## THE TASK
Please report every line from the material that contains the word "email".

## STORED RECORDS

+---+

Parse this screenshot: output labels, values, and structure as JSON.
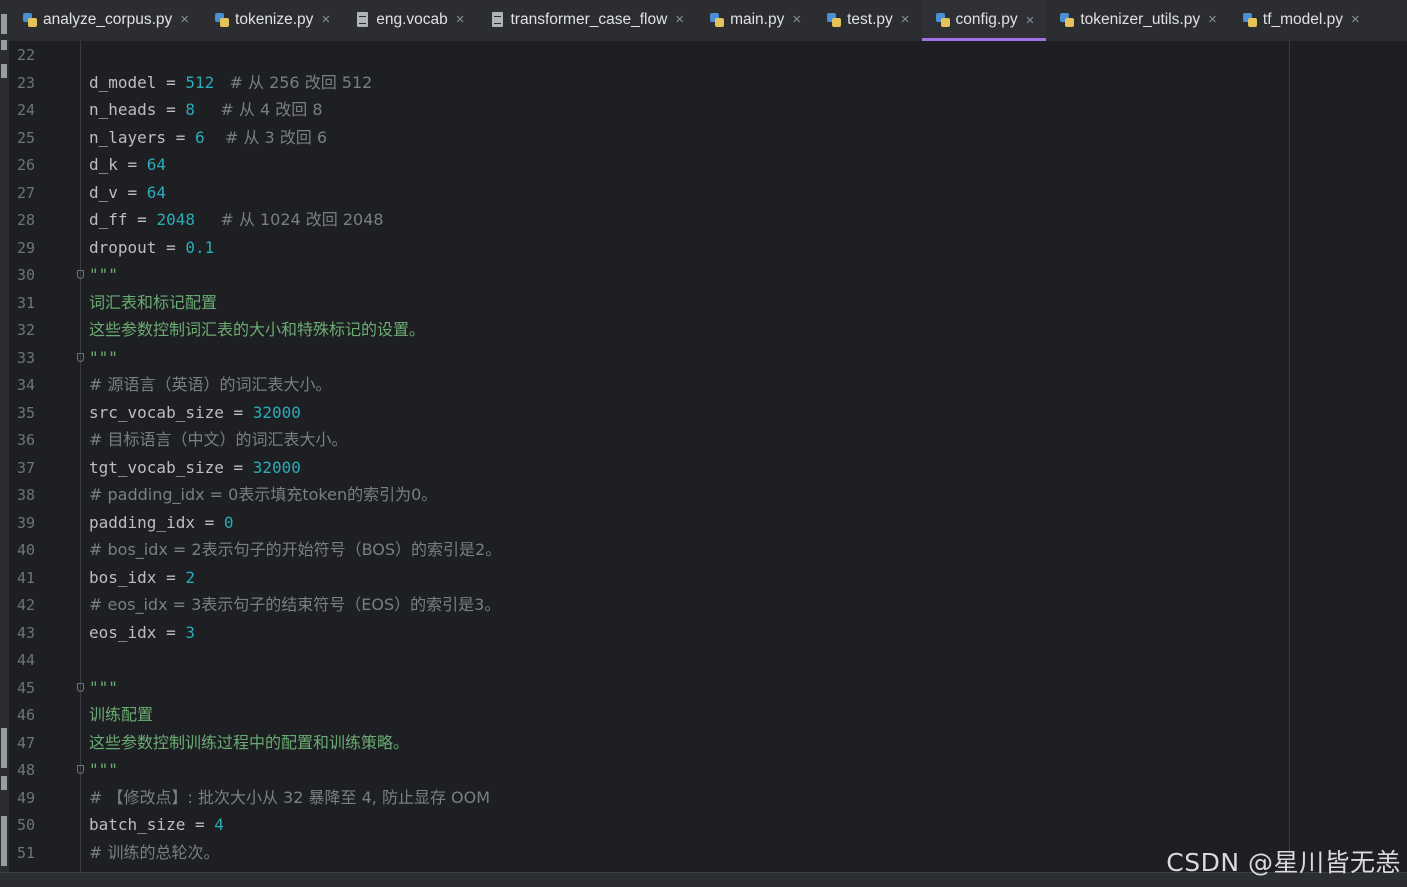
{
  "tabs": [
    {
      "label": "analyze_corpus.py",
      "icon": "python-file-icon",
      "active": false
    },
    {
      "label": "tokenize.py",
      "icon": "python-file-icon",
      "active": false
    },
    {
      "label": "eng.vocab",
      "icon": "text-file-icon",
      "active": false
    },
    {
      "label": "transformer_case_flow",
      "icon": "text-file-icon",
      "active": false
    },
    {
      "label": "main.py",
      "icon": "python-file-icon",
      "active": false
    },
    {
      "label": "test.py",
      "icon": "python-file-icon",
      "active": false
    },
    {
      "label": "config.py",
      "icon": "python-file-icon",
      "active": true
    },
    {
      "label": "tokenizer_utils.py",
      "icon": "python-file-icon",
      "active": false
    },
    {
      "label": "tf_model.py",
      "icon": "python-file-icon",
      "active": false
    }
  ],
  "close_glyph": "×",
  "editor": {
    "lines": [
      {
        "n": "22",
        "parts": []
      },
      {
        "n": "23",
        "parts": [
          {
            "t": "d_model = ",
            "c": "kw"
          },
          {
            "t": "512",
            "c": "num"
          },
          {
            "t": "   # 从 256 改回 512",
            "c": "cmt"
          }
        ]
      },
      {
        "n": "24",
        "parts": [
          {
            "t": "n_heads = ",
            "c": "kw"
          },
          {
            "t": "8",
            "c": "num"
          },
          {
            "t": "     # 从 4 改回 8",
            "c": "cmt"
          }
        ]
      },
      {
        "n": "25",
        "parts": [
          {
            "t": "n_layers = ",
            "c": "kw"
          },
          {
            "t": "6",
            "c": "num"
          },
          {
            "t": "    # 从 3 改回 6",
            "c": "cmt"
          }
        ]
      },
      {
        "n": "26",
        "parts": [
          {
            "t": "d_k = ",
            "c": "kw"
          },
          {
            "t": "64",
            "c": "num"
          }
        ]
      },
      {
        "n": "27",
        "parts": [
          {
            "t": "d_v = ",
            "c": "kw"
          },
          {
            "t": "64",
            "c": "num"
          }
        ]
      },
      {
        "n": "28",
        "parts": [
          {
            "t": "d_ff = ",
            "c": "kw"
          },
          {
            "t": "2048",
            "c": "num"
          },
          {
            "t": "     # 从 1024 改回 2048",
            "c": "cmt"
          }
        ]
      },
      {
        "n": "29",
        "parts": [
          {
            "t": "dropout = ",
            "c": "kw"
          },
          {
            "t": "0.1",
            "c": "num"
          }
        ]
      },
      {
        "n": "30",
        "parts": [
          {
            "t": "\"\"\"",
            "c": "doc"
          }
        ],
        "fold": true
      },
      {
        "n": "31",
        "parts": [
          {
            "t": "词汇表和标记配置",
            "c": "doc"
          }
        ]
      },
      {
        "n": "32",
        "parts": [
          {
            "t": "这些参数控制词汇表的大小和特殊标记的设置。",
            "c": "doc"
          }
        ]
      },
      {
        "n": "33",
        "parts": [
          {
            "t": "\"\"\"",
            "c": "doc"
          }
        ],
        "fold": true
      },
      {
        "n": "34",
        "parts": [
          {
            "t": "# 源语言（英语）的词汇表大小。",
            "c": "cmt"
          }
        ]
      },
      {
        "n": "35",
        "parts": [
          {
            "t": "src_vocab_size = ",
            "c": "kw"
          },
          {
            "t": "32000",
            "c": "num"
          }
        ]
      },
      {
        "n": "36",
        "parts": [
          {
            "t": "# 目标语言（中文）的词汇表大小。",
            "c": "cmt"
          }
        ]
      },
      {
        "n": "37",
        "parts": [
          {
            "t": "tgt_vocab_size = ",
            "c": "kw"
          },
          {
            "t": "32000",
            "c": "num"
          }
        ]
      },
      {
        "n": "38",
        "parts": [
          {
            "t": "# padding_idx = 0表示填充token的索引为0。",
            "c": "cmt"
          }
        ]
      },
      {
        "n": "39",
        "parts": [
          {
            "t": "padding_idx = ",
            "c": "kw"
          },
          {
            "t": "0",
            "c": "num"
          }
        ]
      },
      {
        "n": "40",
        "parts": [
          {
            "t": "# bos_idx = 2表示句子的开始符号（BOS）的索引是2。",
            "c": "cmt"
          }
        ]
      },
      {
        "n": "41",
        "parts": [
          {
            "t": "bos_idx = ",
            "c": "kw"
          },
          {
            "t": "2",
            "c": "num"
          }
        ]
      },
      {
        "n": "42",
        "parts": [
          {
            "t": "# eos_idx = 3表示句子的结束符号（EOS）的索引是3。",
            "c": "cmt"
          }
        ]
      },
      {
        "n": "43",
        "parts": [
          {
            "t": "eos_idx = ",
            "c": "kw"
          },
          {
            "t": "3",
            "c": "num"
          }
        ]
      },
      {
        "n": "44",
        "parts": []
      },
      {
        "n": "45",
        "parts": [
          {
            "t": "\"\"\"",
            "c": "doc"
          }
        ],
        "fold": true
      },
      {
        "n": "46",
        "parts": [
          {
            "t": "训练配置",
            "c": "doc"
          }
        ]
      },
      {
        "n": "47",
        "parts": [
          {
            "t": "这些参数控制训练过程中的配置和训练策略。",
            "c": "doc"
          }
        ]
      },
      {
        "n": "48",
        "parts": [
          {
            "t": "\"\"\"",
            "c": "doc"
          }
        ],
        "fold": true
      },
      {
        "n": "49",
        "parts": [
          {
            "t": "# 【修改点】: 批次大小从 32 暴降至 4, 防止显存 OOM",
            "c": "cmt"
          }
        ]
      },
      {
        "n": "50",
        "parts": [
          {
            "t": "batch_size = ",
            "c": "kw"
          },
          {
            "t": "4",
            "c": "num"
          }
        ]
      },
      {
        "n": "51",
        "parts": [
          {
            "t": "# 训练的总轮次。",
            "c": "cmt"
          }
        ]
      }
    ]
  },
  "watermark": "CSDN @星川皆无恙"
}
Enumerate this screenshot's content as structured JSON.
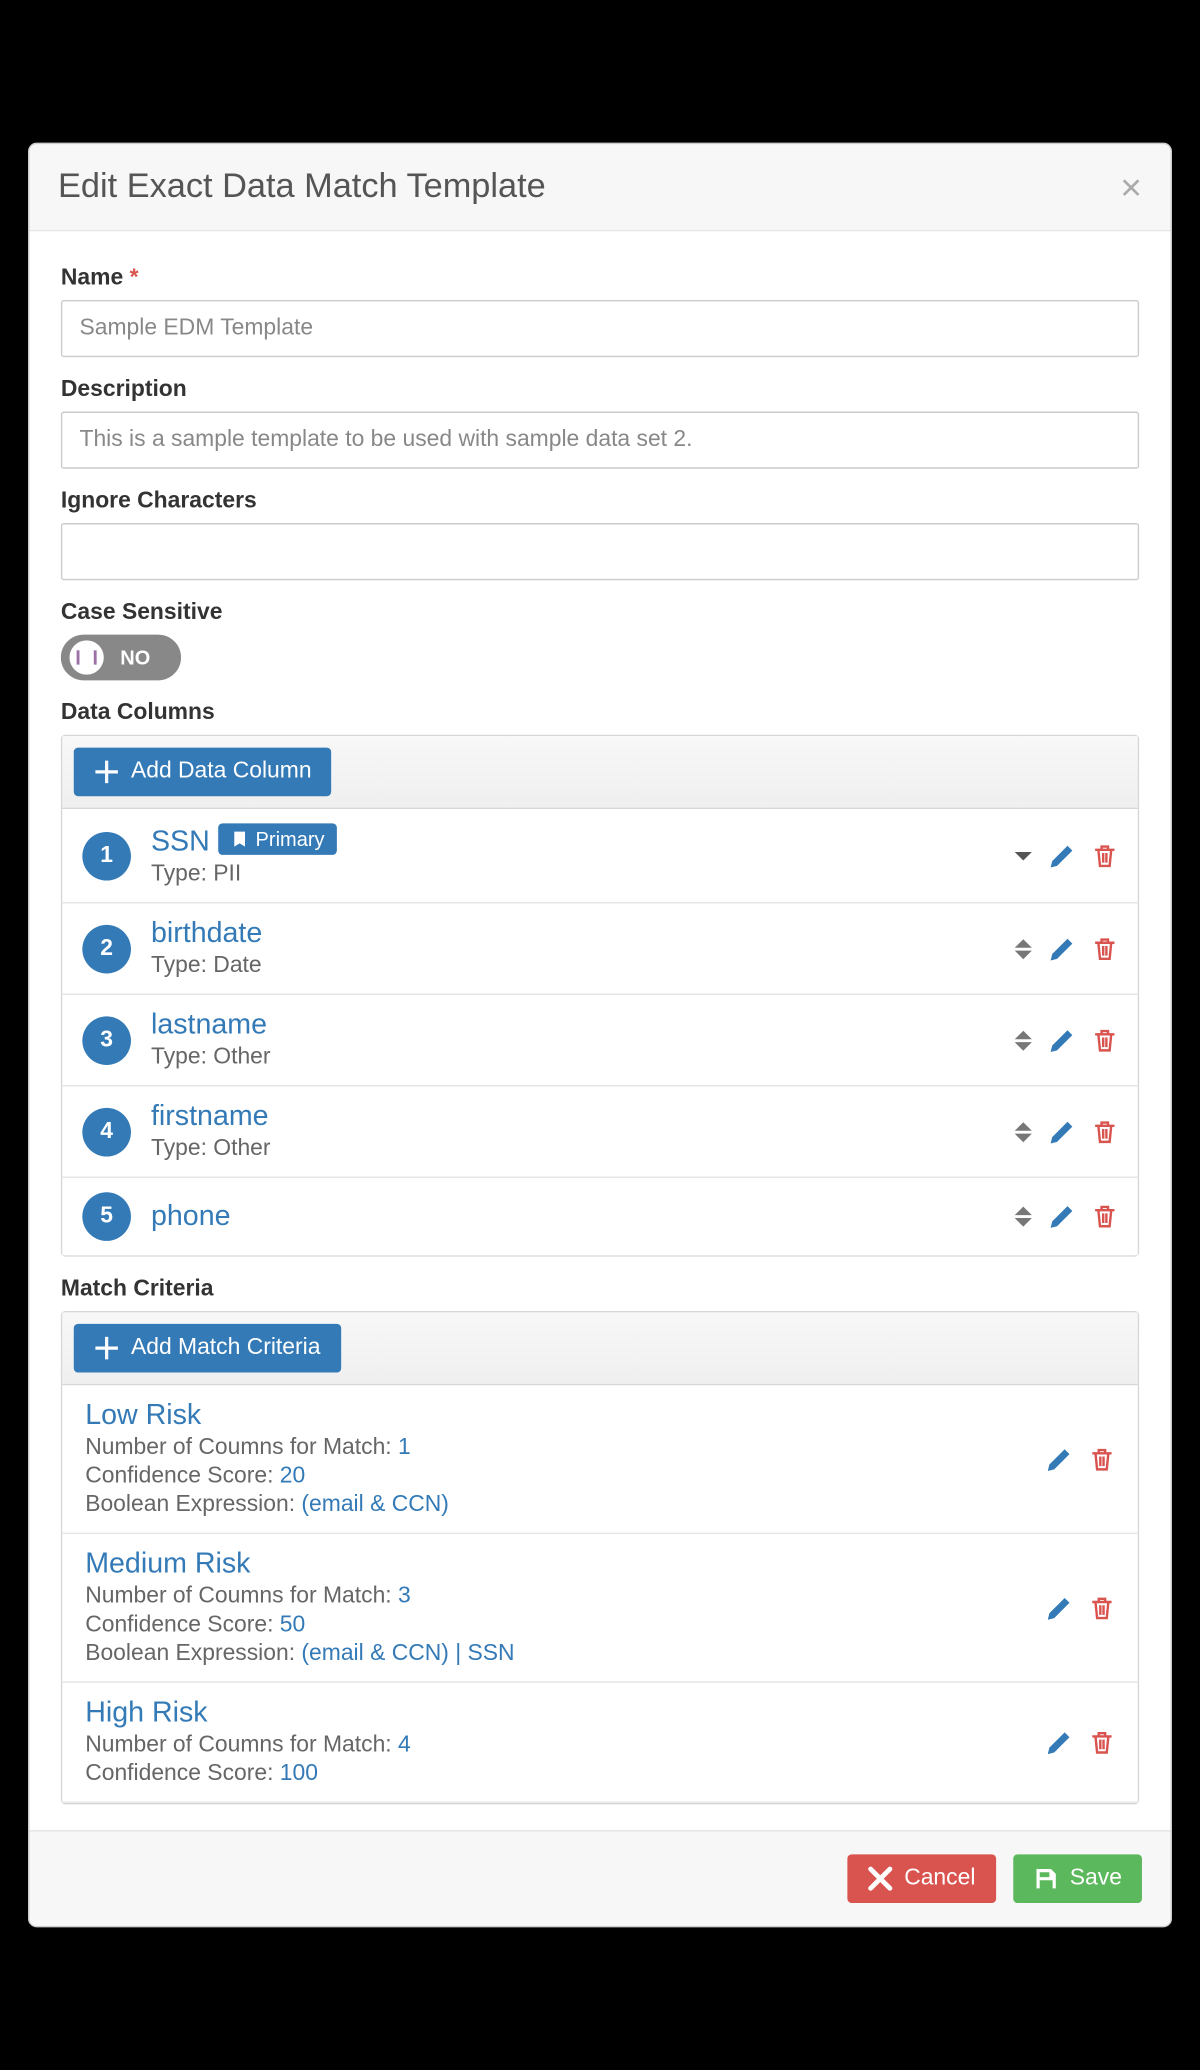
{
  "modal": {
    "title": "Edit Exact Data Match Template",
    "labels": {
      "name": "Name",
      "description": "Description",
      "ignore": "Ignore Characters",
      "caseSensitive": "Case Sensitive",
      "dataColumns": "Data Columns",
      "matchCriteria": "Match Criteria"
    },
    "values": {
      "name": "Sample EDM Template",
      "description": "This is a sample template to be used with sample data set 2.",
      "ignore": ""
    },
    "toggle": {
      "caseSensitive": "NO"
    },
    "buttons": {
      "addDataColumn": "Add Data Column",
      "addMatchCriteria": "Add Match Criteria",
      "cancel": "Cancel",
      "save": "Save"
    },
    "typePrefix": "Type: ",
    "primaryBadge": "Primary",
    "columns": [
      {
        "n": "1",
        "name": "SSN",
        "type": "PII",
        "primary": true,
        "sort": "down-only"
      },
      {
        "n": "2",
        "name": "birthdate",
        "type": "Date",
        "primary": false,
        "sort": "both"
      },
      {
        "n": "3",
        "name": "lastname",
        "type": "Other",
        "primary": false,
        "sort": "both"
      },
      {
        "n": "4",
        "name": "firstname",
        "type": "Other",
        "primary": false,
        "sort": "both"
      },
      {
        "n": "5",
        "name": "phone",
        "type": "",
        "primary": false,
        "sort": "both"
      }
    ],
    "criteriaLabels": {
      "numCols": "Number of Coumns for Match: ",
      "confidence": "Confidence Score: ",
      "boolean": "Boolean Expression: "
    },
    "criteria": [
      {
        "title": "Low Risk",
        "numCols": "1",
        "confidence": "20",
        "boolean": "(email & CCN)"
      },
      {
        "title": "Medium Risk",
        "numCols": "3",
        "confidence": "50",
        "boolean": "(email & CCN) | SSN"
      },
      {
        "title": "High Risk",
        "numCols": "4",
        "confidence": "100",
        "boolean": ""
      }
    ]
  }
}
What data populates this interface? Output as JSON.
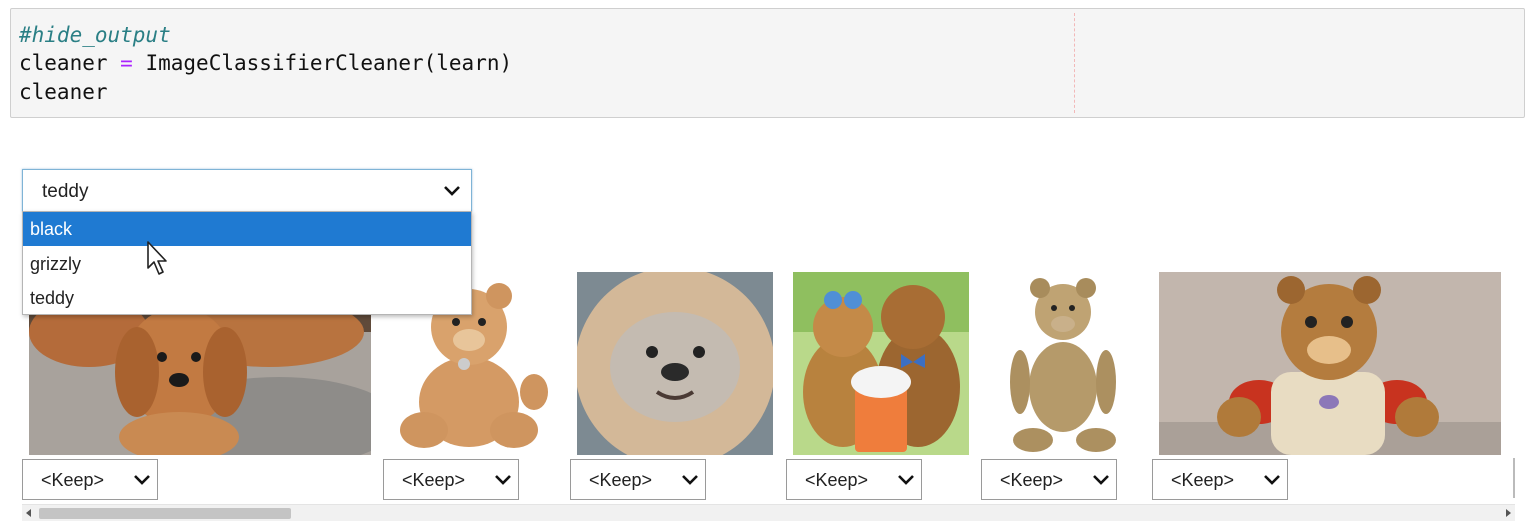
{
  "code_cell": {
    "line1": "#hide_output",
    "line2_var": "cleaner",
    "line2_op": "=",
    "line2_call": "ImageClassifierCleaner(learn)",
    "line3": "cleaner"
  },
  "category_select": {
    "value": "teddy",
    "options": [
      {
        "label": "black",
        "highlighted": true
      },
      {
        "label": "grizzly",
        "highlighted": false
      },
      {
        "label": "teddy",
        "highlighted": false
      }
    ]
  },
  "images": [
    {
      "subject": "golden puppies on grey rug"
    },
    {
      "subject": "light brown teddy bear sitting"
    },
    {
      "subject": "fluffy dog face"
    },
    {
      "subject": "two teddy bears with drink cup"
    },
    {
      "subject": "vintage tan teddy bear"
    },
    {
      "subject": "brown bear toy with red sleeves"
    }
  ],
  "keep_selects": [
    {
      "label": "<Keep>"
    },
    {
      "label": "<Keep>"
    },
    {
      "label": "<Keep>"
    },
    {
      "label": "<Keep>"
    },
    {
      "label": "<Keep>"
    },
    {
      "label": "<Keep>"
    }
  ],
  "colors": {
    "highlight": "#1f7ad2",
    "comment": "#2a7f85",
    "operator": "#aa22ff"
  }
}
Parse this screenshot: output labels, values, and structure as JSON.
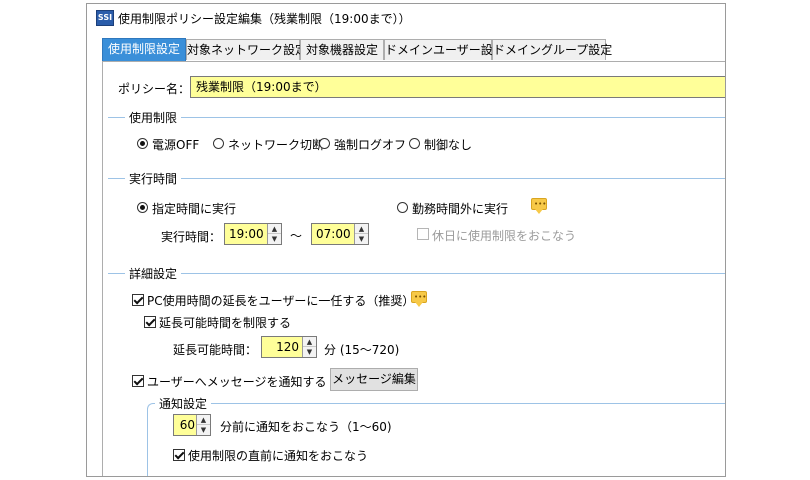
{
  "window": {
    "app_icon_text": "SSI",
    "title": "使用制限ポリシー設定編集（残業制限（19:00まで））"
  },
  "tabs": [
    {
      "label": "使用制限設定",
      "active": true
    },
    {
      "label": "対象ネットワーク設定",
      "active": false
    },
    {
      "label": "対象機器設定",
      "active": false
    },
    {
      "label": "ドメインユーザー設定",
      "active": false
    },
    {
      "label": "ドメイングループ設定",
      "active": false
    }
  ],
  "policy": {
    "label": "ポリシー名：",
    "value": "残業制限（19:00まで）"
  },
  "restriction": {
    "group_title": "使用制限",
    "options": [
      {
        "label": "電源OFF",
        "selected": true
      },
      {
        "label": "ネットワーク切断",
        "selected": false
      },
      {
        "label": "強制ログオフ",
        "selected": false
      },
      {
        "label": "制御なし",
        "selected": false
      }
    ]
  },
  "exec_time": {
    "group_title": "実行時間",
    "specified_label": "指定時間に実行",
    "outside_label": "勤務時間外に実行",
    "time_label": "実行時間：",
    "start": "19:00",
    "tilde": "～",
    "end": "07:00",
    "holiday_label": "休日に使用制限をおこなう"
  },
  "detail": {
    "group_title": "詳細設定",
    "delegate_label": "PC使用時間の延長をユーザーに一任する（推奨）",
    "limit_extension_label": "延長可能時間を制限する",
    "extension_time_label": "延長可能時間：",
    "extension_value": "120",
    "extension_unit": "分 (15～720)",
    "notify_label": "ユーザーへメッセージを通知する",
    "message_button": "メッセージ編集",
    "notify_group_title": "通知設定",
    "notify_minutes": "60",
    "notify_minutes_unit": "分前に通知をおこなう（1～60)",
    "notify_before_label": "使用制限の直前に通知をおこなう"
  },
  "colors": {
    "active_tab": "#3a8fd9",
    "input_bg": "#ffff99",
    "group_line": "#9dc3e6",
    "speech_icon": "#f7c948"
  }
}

+---+

## OUTPUT
        "boolean": "(email & CCN)"
        "boolean": "(email & CCN) | SSN"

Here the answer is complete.